Your goal: Every record should be copied exactly, except that pictures are to be omitted.

Task material:

==========

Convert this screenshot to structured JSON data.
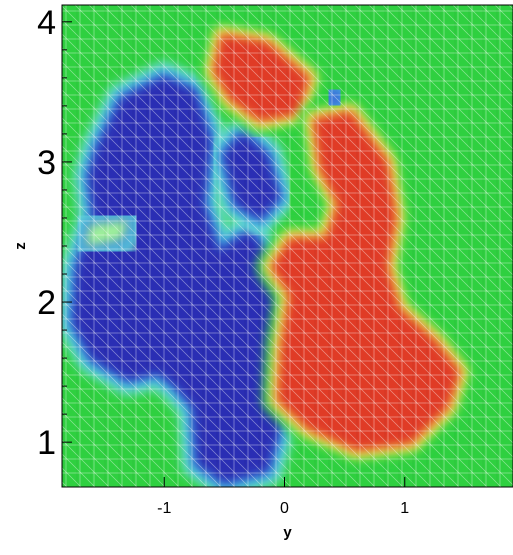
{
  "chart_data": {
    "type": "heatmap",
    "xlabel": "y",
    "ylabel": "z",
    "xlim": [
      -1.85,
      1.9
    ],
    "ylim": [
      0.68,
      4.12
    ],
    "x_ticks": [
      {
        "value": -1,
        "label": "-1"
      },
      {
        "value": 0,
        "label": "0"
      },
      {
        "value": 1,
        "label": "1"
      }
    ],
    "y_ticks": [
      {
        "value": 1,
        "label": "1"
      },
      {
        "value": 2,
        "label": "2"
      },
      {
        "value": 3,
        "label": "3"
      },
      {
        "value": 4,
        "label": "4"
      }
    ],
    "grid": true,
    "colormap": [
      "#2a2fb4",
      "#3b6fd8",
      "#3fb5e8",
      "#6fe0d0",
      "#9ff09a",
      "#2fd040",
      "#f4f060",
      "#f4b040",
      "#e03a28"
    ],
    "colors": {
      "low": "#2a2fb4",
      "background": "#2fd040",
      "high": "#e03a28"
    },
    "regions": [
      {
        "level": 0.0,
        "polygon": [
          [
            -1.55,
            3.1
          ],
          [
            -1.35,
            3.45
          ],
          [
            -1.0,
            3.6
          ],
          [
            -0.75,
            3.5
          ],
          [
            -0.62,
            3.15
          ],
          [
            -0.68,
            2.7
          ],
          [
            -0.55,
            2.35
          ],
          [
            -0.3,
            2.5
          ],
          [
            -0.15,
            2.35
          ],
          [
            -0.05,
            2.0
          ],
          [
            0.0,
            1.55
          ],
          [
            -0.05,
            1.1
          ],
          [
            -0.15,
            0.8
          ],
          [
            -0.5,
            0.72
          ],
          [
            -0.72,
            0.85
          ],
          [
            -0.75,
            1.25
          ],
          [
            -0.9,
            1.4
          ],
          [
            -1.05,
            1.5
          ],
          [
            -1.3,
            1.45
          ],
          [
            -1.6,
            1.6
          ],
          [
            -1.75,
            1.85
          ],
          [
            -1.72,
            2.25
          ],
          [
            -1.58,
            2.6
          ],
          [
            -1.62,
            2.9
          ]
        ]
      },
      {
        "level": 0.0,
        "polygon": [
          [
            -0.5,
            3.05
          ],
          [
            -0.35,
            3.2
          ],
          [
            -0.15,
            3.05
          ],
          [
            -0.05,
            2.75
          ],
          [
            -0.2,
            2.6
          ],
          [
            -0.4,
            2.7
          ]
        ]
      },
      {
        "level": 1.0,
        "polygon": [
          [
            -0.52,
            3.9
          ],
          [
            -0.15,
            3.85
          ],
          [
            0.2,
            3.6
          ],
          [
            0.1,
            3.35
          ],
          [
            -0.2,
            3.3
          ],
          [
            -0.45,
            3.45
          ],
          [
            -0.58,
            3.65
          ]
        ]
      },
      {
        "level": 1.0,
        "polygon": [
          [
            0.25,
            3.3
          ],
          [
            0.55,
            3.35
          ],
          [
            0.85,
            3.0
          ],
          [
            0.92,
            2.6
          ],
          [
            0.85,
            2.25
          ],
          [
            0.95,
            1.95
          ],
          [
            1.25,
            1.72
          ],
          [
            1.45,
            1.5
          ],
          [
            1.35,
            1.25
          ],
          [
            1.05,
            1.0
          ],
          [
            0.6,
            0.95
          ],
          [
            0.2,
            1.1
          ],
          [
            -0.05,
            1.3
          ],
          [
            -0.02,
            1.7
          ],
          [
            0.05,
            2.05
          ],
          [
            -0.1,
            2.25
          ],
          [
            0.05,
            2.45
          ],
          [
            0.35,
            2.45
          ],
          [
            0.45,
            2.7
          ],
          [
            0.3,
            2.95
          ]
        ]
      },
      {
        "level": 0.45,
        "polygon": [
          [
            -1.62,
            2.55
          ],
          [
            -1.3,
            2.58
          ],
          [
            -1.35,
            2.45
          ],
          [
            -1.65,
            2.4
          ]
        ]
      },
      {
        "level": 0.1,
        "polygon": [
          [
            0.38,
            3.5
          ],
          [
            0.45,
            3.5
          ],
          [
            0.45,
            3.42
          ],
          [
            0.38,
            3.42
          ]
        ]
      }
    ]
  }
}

==========

Written solution:
Convert this screenshot to structured JSON data.
{
  "chart_data": {
    "type": "heatmap",
    "xlabel": "y",
    "ylabel": "z",
    "xlim": [
      -1.85,
      1.9
    ],
    "ylim": [
      0.68,
      4.12
    ],
    "x_ticks": [
      {
        "value": -1,
        "label": "-1"
      },
      {
        "value": 0,
        "label": "0"
      },
      {
        "value": 1,
        "label": "1"
      }
    ],
    "y_ticks": [
      {
        "value": 1,
        "label": "1"
      },
      {
        "value": 2,
        "label": "2"
      },
      {
        "value": 3,
        "label": "3"
      },
      {
        "value": 4,
        "label": "4"
      }
    ],
    "grid": true,
    "colormap": [
      "#2a2fb4",
      "#3b6fd8",
      "#3fb5e8",
      "#6fe0d0",
      "#9ff09a",
      "#2fd040",
      "#f4f060",
      "#f4b040",
      "#e03a28"
    ],
    "colors": {
      "low": "#2a2fb4",
      "background": "#2fd040",
      "high": "#e03a28"
    },
    "regions": [
      {
        "level": 0.0,
        "polygon": [
          [
            -1.55,
            3.1
          ],
          [
            -1.35,
            3.45
          ],
          [
            -1.0,
            3.6
          ],
          [
            -0.75,
            3.5
          ],
          [
            -0.62,
            3.15
          ],
          [
            -0.68,
            2.7
          ],
          [
            -0.55,
            2.35
          ],
          [
            -0.3,
            2.5
          ],
          [
            -0.15,
            2.35
          ],
          [
            -0.05,
            2.0
          ],
          [
            0.0,
            1.55
          ],
          [
            -0.05,
            1.1
          ],
          [
            -0.15,
            0.8
          ],
          [
            -0.5,
            0.72
          ],
          [
            -0.72,
            0.85
          ],
          [
            -0.75,
            1.25
          ],
          [
            -0.9,
            1.4
          ],
          [
            -1.05,
            1.5
          ],
          [
            -1.3,
            1.45
          ],
          [
            -1.6,
            1.6
          ],
          [
            -1.75,
            1.85
          ],
          [
            -1.72,
            2.25
          ],
          [
            -1.58,
            2.6
          ],
          [
            -1.62,
            2.9
          ]
        ]
      },
      {
        "level": 0.0,
        "polygon": [
          [
            -0.5,
            3.05
          ],
          [
            -0.35,
            3.2
          ],
          [
            -0.15,
            3.05
          ],
          [
            -0.05,
            2.75
          ],
          [
            -0.2,
            2.6
          ],
          [
            -0.4,
            2.7
          ]
        ]
      },
      {
        "level": 1.0,
        "polygon": [
          [
            -0.52,
            3.9
          ],
          [
            -0.15,
            3.85
          ],
          [
            0.2,
            3.6
          ],
          [
            0.1,
            3.35
          ],
          [
            -0.2,
            3.3
          ],
          [
            -0.45,
            3.45
          ],
          [
            -0.58,
            3.65
          ]
        ]
      },
      {
        "level": 1.0,
        "polygon": [
          [
            0.25,
            3.3
          ],
          [
            0.55,
            3.35
          ],
          [
            0.85,
            3.0
          ],
          [
            0.92,
            2.6
          ],
          [
            0.85,
            2.25
          ],
          [
            0.95,
            1.95
          ],
          [
            1.25,
            1.72
          ],
          [
            1.45,
            1.5
          ],
          [
            1.35,
            1.25
          ],
          [
            1.05,
            1.0
          ],
          [
            0.6,
            0.95
          ],
          [
            0.2,
            1.1
          ],
          [
            -0.05,
            1.3
          ],
          [
            -0.02,
            1.7
          ],
          [
            0.05,
            2.05
          ],
          [
            -0.1,
            2.25
          ],
          [
            0.05,
            2.45
          ],
          [
            0.35,
            2.45
          ],
          [
            0.45,
            2.7
          ],
          [
            0.3,
            2.95
          ]
        ]
      },
      {
        "level": 0.45,
        "polygon": [
          [
            -1.62,
            2.55
          ],
          [
            -1.3,
            2.58
          ],
          [
            -1.35,
            2.45
          ],
          [
            -1.65,
            2.4
          ]
        ]
      },
      {
        "level": 0.1,
        "polygon": [
          [
            0.38,
            3.5
          ],
          [
            0.45,
            3.5
          ],
          [
            0.45,
            3.42
          ],
          [
            0.38,
            3.42
          ]
        ]
      }
    ]
  }
}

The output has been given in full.